Look at the entries below and reproduce them exactly.

----------

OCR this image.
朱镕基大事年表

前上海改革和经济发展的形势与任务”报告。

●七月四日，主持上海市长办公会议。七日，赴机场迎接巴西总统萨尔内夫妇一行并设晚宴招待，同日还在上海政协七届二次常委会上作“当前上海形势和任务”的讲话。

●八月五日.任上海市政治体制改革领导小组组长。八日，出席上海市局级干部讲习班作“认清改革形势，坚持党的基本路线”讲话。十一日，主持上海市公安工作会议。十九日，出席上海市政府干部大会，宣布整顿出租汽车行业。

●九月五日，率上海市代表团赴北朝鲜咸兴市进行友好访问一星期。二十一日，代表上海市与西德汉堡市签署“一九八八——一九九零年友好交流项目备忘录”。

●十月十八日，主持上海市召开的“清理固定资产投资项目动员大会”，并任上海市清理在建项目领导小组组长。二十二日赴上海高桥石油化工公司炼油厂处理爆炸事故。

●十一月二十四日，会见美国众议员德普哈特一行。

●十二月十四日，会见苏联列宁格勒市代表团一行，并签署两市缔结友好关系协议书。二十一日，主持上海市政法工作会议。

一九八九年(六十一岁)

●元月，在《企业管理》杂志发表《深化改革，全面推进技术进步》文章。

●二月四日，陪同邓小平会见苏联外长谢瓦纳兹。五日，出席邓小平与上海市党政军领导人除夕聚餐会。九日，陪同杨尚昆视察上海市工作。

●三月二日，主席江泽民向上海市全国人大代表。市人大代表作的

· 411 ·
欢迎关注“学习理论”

----------

Answer in full -
OCR this image.
朱镕基大事年表

前上海改革和经济发展的形势与任务”报告。

●七月四日，主持上海市长办公会议。七日，赴机场迎接巴西总统萨尔内夫妇一行并设晚宴招待，同日还在上海政协七届二次常委会上作“当前上海形势和任务”的讲话。

●八月五日.任上海市政治体制改革领导小组组长。八日，出席上海市局级干部讲习班作“认清改革形势，坚持党的基本路线”讲话。十一日，主持上海市公安工作会议。十九日，出席上海市政府干部大会，宣布整顿出租汽车行业。

●九月五日，率上海市代表团赴北朝鲜咸兴市进行友好访问一星期。二十一日，代表上海市与西德汉堡市签署“一九八八——一九九零年友好交流项目备忘录”。

●十月十八日，主持上海市召开的“清理固定资产投资项目动员大会”，并任上海市清理在建项目领导小组组长。二十二日赴上海高桥石油化工公司炼油厂处理爆炸事故。

●十一月二十四日，会见美国众议员德普哈特一行。

●十二月十四日，会见苏联列宁格勒市代表团一行，并签署两市缔结友好关系协议书。二十一日，主持上海市政法工作会议。

一九八九年(六十一岁)

●元月，在《企业管理》杂志发表《深化改革，全面推进技术进步》文章。

●二月四日，陪同邓小平会见苏联外长谢瓦纳兹。五日，出席邓小平与上海市党政军领导人除夕聚餐会。九日，陪同杨尚昆视察上海市工作。

●三月二日，主席江泽民向上海市全国人大代表。市人大代表作的

· 411 ·
欢迎关注“学习理论”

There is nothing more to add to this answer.